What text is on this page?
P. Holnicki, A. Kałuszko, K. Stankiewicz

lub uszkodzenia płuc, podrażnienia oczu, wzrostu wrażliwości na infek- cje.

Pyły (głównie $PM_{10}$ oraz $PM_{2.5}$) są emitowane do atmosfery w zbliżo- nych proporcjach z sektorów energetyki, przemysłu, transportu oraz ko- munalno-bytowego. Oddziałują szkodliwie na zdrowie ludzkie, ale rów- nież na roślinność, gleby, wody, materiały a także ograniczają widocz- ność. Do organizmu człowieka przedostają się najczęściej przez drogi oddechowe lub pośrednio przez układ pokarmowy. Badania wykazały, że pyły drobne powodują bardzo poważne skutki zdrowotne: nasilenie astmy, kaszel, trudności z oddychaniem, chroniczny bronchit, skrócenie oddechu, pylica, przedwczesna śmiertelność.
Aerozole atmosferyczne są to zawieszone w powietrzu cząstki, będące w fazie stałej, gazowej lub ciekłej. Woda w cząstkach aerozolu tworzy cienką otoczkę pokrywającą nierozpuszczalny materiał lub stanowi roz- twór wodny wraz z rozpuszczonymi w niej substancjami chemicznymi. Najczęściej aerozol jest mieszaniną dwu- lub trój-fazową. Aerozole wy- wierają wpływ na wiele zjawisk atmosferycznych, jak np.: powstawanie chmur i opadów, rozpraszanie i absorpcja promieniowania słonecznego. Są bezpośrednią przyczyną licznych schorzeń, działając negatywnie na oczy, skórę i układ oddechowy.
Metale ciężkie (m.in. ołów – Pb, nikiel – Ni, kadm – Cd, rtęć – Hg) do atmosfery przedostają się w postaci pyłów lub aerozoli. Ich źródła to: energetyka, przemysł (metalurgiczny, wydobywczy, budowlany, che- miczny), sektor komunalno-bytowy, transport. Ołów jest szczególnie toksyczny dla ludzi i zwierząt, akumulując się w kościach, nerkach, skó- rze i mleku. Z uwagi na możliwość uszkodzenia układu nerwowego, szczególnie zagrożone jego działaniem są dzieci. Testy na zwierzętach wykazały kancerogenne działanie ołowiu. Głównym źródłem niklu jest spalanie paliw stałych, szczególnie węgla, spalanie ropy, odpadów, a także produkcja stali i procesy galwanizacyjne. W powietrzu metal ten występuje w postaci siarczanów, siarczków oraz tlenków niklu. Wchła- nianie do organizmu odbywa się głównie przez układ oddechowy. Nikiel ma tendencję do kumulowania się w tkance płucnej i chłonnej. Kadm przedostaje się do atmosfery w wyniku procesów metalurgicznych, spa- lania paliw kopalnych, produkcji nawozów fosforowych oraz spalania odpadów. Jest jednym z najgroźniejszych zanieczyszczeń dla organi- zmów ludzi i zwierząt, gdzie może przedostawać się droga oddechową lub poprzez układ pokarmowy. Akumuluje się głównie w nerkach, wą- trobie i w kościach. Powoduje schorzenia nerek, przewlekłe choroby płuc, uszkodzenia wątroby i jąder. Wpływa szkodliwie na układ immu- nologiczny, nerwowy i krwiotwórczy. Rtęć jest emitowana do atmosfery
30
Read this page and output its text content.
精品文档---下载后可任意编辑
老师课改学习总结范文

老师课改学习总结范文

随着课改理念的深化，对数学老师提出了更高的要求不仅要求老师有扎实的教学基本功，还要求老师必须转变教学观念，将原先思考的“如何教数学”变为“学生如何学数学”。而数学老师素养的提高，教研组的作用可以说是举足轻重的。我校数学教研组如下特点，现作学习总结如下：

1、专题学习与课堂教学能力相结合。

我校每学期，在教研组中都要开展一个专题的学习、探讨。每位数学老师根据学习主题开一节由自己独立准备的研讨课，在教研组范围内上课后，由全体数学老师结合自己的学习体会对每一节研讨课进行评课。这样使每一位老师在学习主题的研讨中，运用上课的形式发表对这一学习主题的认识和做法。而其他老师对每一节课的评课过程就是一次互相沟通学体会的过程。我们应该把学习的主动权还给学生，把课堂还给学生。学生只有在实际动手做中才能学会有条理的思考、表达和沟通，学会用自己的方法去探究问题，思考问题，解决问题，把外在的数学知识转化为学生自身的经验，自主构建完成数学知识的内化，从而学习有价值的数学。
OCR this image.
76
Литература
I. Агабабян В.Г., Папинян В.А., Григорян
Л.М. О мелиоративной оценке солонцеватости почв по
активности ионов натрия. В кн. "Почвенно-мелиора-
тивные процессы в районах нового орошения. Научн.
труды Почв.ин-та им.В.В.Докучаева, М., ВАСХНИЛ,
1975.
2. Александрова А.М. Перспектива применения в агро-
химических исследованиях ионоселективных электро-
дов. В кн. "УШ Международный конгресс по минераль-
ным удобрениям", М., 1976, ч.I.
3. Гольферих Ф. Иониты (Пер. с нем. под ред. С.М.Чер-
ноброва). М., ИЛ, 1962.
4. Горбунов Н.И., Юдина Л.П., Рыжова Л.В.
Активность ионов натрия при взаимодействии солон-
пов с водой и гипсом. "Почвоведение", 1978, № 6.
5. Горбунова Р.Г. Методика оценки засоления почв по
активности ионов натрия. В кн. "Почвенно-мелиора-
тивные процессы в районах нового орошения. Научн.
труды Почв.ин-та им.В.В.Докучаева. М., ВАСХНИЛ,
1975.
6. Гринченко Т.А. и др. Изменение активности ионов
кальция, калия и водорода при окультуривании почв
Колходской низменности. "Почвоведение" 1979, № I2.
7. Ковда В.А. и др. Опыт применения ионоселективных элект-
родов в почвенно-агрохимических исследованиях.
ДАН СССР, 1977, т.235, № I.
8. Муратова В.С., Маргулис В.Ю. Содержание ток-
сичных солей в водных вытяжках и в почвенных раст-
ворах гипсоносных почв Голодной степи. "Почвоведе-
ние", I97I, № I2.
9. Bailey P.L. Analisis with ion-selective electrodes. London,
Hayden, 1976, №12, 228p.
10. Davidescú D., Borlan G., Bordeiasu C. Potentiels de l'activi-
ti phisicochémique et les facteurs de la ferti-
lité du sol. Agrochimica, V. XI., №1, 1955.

Problem
Return all of the above records exactly, leaving no line out.

Task output
What text is on this page?
P. Holnicki, A. Kałuszko, K. Stankiewicz

lub uszkodzenia płuc, podrażnienia oczu, wzrostu wrażliwości na infek- cje.

Pyły (głównie $PM_{10}$ oraz $PM_{2.5}$) są emitowane do atmosfery w zbliżo- nych proporcjach z sektorów energetyki, przemysłu, transportu oraz ko- munalno-bytowego. Oddziałują szkodliwie na zdrowie ludzkie, ale rów- nież na roślinność, gleby, wody, materiały a także ograniczają widocz- ność. Do organizmu człowieka przedostają się najczęściej przez drogi oddechowe lub pośrednio przez układ pokarmowy. Badania wykazały, że pyły drobne powodują bardzo poważne skutki zdrowotne: nasilenie astmy, kaszel, trudności z oddychaniem, chroniczny bronchit, skrócenie oddechu, pylica, przedwczesna śmiertelność.
Aerozole atmosferyczne są to zawieszone w powietrzu cząstki, będące w fazie stałej, gazowej lub ciekłej. Woda w cząstkach aerozolu tworzy cienką otoczkę pokrywającą nierozpuszczalny materiał lub stanowi roz- twór wodny wraz z rozpuszczonymi w niej substancjami chemicznymi. Najczęściej aerozol jest mieszaniną dwu- lub trój-fazową. Aerozole wy- wierają wpływ na wiele zjawisk atmosferycznych, jak np.: powstawanie chmur i opadów, rozpraszanie i absorpcja promieniowania słonecznego. Są bezpośrednią przyczyną licznych schorzeń, działając negatywnie na oczy, skórę i układ oddechowy.
Metale ciężkie (m.in. ołów – Pb, nikiel – Ni, kadm – Cd, rtęć – Hg) do atmosfery przedostają się w postaci pyłów lub aerozoli. Ich źródła to: energetyka, przemysł (metalurgiczny, wydobywczy, budowlany, che- miczny), sektor komunalno-bytowy, transport. Ołów jest szczególnie toksyczny dla ludzi i zwierząt, akumulując się w kościach, nerkach, skó- rze i mleku. Z uwagi na możliwość uszkodzenia układu nerwowego, szczególnie zagrożone jego działaniem są dzieci. Testy na zwierzętach wykazały kancerogenne działanie ołowiu. Głównym źródłem niklu jest spalanie paliw stałych, szczególnie węgla, spalanie ropy, odpadów, a także produkcja stali i procesy galwanizacyjne. W powietrzu metal ten występuje w postaci siarczanów, siarczków oraz tlenków niklu. Wchła- nianie do organizmu odbywa się głównie przez układ oddechowy. Nikiel ma tendencję do kumulowania się w tkance płucnej i chłonnej. Kadm przedostaje się do atmosfery w wyniku procesów metalurgicznych, spa- lania paliw kopalnych, produkcji nawozów fosforowych oraz spalania odpadów. Jest jednym z najgroźniejszych zanieczyszczeń dla organi- zmów ludzi i zwierząt, gdzie może przedostawać się droga oddechową lub poprzez układ pokarmowy. Akumuluje się głównie w nerkach, wą- trobie i w kościach. Powoduje schorzenia nerek, przewlekłe choroby płuc, uszkodzenia wątroby i jąder. Wpływa szkodliwie na układ immu- nologiczny, nerwowy i krwiotwórczy. Rtęć jest emitowana do atmosfery
30
Read this page and output its text content.
精品文档---下载后可任意编辑
老师课改学习总结范文

老师课改学习总结范文

随着课改理念的深化，对数学老师提出了更高的要求不仅要求老师有扎实的教学基本功，还要求老师必须转变教学观念，将原先思考的“如何教数学”变为“学生如何学数学”。而数学老师素养的提高，教研组的作用可以说是举足轻重的。我校数学教研组如下特点，现作学习总结如下：

1、专题学习与课堂教学能力相结合。

我校每学期，在教研组中都要开展一个专题的学习、探讨。每位数学老师根据学习主题开一节由自己独立准备的研讨课，在教研组范围内上课后，由全体数学老师结合自己的学习体会对每一节研讨课进行评课。这样使每一位老师在学习主题的研讨中，运用上课的形式发表对这一学习主题的认识和做法。而其他老师对每一节课的评课过程就是一次互相沟通学体会的过程。我们应该把学习的主动权还给学生，把课堂还给学生。学生只有在实际动手做中才能学会有条理的思考、表达和沟通，学会用自己的方法去探究问题，思考问题，解决问题，把外在的数学知识转化为学生自身的经验，自主构建完成数学知识的内化，从而学习有价值的数学。
OCR this image.
76
Литература
I. Агабабян В.Г., Папинян В.А., Григорян
Л.М. О мелиоративной оценке солонцеватости почв по
активности ионов натрия. В кн. "Почвенно-мелиора-
тивные процессы в районах нового орошения. Научн.
труды Почв.ин-та им.В.В.Докучаева, М., ВАСХНИЛ,
1975.
2. Александрова А.М. Перспектива применения в агро-
химических исследованиях ионоселективных электро-
дов. В кн. "УШ Международный конгресс по минераль-
ным удобрениям", М., 1976, ч.I.
3. Гольферих Ф. Иониты (Пер. с нем. под ред. С.М.Чер-
ноброва). М., ИЛ, 1962.
4. Горбунов Н.И., Юдина Л.П., Рыжова Л.В.
Активность ионов натрия при взаимодействии солон-
пов с водой и гипсом. "Почвоведение", 1978, № 6.
5. Горбунова Р.Г. Методика оценки засоления почв по
активности ионов натрия. В кн. "Почвенно-мелиора-
тивные процессы в районах нового орошения. Научн.
труды Почв.ин-та им.В.В.Докучаева. М., ВАСХНИЛ,
1975.
6. Гринченко Т.А. и др. Изменение активности ионов
кальция, калия и водорода при окультуривании почв
Колходской низменности. "Почвоведение" 1979, № I2.
7. Ковда В.А. и др. Опыт применения ионоселективных элект-
родов в почвенно-агрохимических исследованиях.
ДАН СССР, 1977, т.235, № I.
8. Муратова В.С., Маргулис В.Ю. Содержание ток-
сичных солей в водных вытяжках и в почвенных раст-
ворах гипсоносных почв Голодной степи. "Почвоведе-
ние", I97I, № I2.
9. Bailey P.L. Analisis with ion-selective electrodes. London,
Hayden, 1976, №12, 228p.
10. Davidescú D., Borlan G., Bordeiasu C. Potentiels de l'activi-
ti phisicochémique et les facteurs de la ferti-
lité du sol. Agrochimica, V. XI., №1, 1955.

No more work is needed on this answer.